ФОРМУЛИРОВКА ЗАДАНИЯ
Передайте содержание текста упражнения в двух предложениях.

ТЕКСТ УПРАЖНЕНИЯ
■ ■ ■

Крыловский анализ показывает, что капитализм, будучи единством капитала и некапиталистических форм собственности, есть «борьба и единство противоположностей» монополии и рынка, ренты и прибыли. Это, в свою очередь, раскрывает смысл броделевской фразы: «Капитализм – враг рынка», – которая вне анализа капиталистической собственности остается лишь красивым французским парадоксом, mot, еще одним артефактом французской интеллектуальной культуры.
Разумеется, нельзя излишне жестко противопоставлять господствующие интересы, группы и классы капиталистической системы по линии «прибыль – рента», реальность сложнее, чистых типов нет, большинство обладателей прибыли стремятся подстраховаться рентально. И все же. Поскольку это получается не у всех и не у всех в равной степени, поскольку различные виды деятельности тяготеют в большей степени либо к рынку (прибыль), либо к монополии (рента), наконец, поскольку с ростом «капиталистической мир-экономики» росло, расширялось ее европейское ядро, что особенно на первых порах усиливало его социальную и экономическую (укладную) неоднородность, выделяются два основных типа деятельности и отвечающие им комплексы интересов – с соответствующим отношением к изменению, за которым скрывается и сутью которого является действительный процесс труда в рамках совокупного процесса производства капиталистического общества.
С этой (но только с этой, поскольку идеология есть явление тонкое и многомерное) точки зрения либерализм есть утверждение и выражение социального процесса производства по отношению к другим фазам совокупного процесса производства; капитала как собственности – по отношению к другим формам собственности в рамках капиталистической собственности; прибыли – по отношению к другим формам извлечения дохода.

■ ■ ■

ЗАПИСАННЫЕ ДАННЫЕ
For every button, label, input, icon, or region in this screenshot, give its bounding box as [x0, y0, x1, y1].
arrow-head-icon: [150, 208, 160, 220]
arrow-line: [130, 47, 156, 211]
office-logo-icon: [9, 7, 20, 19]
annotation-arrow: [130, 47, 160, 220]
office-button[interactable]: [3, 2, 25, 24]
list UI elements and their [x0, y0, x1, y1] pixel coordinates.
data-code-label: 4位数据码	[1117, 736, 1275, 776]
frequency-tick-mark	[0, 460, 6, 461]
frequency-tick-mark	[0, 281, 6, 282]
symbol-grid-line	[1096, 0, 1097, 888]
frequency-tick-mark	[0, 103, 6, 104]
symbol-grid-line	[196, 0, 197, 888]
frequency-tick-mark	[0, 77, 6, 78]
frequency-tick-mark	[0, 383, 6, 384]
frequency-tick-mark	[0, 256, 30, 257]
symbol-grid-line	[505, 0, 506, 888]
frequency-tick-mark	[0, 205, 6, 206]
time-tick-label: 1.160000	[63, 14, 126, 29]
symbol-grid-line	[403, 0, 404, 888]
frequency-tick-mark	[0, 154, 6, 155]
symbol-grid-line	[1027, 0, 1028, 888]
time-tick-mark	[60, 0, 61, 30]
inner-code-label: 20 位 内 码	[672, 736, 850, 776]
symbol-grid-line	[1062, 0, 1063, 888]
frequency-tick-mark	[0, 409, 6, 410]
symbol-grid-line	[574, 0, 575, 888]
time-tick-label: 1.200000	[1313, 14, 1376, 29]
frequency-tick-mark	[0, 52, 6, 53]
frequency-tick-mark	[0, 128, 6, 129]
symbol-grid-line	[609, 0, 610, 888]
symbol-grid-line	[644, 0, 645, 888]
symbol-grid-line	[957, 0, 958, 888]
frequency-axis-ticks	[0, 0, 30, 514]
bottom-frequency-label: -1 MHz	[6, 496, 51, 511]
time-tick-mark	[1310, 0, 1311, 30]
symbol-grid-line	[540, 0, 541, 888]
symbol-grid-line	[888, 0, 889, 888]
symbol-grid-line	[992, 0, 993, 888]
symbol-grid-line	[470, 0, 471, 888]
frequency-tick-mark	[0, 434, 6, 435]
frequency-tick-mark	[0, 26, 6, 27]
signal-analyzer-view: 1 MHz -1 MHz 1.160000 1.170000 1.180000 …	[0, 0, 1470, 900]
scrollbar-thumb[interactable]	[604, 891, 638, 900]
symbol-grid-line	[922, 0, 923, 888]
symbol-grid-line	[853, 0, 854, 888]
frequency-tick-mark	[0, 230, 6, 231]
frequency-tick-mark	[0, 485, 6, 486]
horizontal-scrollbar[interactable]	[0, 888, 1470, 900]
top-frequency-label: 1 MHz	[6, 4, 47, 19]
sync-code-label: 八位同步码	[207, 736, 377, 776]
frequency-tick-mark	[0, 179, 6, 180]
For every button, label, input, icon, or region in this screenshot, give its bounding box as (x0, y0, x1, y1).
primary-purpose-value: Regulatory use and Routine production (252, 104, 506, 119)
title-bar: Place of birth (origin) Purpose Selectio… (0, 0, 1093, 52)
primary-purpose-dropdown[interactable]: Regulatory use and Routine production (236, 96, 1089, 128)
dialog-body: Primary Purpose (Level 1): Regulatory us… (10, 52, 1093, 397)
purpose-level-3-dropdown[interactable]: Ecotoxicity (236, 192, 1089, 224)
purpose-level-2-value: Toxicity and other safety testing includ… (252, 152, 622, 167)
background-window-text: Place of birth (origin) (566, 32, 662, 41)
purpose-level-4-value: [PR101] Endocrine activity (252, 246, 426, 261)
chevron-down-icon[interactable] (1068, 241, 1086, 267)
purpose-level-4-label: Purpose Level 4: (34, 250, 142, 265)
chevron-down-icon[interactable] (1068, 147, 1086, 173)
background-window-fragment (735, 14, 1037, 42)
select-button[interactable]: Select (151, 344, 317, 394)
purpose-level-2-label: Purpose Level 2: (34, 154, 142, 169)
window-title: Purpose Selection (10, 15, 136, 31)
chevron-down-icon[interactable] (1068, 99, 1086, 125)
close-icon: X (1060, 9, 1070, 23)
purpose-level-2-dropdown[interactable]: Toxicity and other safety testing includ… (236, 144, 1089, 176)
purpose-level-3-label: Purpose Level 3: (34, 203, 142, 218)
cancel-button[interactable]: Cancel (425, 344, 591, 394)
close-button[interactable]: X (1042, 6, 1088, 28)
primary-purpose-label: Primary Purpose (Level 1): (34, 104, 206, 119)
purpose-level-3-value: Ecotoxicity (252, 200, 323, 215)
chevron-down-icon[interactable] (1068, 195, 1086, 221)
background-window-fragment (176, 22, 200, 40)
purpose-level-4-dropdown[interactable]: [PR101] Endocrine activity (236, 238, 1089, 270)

■ ■ ■

РЕШЕНИЕ ЗАДАЧИ
Крыловский анализ показывает, что капитализм как единство капитала и некапиталистических форм собственности есть «борьба и единство противоположностей» монополии и рынка, ренты и прибыли, и это раскрывает смысл броделевской фразы «Капитализм – враг рынка». Хотя чистых типов нет и большинство обладателей прибыли стремятся подстраховаться рентально, выделяются два основных типа деятельности, тяготеющих либо к рынку, либо к монополии, а либерализм с одной из точек зрения есть утверждение капитала как собственности и прибыли по отношению к другим формам собственности и извлечения дохода.